▶ **Source data**:
——————

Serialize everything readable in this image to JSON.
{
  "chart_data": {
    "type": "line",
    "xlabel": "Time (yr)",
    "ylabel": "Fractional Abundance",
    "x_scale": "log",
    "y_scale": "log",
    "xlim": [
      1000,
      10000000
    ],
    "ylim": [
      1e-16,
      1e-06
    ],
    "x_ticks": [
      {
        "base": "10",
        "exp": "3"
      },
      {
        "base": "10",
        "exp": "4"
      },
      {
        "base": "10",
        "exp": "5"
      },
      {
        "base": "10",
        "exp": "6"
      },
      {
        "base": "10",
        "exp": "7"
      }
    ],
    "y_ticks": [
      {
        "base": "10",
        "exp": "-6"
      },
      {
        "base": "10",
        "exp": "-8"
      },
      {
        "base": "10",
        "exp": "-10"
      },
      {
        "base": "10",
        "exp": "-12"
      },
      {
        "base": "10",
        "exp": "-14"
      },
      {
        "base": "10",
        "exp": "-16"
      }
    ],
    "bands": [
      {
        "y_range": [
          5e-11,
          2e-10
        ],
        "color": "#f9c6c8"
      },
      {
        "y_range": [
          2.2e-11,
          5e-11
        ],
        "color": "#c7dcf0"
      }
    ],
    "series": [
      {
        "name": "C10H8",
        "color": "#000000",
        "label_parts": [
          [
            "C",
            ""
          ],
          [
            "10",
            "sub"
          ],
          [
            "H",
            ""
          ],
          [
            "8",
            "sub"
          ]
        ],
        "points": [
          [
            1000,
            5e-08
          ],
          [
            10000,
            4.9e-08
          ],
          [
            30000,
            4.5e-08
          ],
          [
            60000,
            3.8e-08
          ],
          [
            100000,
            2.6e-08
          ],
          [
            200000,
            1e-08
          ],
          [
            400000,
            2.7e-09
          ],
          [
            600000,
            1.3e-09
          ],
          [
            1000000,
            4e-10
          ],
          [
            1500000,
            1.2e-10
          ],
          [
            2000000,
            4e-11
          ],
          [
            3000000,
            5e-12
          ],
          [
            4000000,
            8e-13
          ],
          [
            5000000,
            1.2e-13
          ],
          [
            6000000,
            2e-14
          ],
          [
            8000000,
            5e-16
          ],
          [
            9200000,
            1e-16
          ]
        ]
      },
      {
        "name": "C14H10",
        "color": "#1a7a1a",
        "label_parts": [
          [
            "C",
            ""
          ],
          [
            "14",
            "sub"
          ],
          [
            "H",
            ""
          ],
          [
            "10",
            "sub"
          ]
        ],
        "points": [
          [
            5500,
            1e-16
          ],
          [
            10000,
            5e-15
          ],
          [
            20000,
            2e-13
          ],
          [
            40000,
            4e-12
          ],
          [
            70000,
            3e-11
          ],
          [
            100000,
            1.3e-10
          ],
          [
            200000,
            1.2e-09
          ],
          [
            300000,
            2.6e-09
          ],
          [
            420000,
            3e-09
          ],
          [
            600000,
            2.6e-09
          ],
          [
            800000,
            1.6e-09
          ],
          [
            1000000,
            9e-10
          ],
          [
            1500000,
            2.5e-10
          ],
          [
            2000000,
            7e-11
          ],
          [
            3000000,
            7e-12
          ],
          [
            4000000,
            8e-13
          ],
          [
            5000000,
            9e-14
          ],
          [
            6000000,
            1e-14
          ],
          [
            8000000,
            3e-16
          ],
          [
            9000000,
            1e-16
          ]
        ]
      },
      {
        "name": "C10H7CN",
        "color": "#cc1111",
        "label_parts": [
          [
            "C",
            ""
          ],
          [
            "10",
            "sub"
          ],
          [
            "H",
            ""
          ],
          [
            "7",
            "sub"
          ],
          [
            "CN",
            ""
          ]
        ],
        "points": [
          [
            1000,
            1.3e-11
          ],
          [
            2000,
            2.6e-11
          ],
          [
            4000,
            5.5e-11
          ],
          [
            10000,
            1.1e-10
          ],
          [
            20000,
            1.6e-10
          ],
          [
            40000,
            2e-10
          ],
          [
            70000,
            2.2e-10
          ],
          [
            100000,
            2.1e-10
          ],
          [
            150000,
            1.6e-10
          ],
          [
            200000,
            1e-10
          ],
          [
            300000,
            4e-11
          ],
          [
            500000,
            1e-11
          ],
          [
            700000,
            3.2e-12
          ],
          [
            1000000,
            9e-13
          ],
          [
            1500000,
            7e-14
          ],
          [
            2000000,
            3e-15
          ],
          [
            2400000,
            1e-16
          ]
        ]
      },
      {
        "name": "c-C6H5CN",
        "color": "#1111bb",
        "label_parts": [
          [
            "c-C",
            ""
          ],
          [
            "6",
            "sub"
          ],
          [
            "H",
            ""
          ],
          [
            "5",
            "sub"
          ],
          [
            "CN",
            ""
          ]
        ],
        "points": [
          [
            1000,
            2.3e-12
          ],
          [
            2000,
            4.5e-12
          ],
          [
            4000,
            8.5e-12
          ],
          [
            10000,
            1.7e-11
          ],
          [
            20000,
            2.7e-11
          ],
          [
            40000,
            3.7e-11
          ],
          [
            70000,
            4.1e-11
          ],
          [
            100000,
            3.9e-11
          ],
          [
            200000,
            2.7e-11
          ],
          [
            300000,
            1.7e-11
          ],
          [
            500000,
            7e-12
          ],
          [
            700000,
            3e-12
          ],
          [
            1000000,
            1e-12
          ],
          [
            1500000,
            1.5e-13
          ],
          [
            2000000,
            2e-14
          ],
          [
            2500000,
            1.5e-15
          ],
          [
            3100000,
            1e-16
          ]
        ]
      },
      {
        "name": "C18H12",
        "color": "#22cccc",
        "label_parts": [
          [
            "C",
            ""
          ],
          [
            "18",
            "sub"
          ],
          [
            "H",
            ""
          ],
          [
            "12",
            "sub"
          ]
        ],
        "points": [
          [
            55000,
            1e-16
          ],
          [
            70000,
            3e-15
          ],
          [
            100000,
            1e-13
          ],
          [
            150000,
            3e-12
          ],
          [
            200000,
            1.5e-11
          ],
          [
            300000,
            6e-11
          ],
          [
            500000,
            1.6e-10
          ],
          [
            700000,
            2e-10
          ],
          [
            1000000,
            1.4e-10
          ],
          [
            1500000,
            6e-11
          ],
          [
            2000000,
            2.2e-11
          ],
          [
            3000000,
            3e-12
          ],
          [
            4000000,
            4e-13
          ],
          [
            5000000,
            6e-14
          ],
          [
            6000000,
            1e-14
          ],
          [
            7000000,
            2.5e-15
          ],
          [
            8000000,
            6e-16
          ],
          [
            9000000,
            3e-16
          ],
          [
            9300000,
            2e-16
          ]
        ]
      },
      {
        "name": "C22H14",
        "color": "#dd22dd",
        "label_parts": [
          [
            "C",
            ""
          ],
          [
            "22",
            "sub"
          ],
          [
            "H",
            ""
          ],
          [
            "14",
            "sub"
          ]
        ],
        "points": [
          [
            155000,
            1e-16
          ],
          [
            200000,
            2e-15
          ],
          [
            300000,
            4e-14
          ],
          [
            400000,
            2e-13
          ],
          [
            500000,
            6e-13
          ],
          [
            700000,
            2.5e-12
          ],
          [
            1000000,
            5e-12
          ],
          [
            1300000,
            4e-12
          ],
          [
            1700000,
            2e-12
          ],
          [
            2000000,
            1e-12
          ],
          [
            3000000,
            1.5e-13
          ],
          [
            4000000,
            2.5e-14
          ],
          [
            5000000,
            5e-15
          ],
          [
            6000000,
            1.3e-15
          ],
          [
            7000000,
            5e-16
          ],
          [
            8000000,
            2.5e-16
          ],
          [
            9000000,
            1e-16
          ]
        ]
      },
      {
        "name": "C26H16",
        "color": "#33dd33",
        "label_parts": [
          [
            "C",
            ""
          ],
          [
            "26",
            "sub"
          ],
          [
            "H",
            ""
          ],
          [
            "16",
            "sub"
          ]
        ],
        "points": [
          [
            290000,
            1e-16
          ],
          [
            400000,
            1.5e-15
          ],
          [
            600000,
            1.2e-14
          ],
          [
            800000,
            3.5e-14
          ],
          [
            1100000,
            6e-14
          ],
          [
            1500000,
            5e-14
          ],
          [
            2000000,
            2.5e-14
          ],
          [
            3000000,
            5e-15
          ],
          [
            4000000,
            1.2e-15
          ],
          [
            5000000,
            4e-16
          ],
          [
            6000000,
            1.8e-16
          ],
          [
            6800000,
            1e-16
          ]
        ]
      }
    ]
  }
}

——————

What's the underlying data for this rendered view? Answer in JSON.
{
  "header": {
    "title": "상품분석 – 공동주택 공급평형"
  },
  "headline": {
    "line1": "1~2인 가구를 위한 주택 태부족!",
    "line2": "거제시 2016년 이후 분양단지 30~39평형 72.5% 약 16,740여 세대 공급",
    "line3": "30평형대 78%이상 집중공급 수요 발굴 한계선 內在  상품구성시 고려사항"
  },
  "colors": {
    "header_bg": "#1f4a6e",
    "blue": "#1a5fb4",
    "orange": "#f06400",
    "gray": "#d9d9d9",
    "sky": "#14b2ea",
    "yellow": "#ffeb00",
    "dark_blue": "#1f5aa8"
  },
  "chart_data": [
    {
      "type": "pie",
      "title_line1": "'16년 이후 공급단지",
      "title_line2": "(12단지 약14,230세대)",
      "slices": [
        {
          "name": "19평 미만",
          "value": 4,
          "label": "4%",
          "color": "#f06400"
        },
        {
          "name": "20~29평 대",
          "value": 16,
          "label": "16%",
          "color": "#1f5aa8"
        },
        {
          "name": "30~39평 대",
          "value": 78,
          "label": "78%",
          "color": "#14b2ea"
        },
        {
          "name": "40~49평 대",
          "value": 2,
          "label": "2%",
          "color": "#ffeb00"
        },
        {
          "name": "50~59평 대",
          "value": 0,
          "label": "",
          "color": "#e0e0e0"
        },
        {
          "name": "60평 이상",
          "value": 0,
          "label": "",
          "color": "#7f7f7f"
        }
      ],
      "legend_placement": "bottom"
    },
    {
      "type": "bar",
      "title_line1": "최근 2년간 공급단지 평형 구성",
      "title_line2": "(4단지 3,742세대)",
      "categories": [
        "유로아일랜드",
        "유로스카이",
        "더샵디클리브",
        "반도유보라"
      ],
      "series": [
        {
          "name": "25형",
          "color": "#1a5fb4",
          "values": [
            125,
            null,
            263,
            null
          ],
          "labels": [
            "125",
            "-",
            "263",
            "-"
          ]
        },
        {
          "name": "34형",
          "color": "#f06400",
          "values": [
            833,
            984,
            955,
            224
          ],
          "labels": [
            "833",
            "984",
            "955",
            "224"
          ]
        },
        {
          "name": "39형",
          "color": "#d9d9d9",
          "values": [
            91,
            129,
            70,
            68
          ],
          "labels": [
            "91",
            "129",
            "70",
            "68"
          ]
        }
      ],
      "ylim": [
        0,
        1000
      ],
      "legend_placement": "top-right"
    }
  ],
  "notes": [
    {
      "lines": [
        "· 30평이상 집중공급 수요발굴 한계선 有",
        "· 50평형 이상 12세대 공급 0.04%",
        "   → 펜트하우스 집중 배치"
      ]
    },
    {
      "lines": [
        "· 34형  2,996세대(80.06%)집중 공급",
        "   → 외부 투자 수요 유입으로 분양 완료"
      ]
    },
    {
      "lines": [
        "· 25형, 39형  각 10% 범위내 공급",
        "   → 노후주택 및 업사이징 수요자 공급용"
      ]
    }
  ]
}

——————

▶ **Problem requirements**: Copy all lines from the material that contain "집중공급".

▶ **Result for this exercise**:
    "line3": "30평형대 78%이상 집중공급 수요 발굴 한계선 內在  상품구성시 고려사항"
        "· 30평이상 집중공급 수요발굴 한계선 有",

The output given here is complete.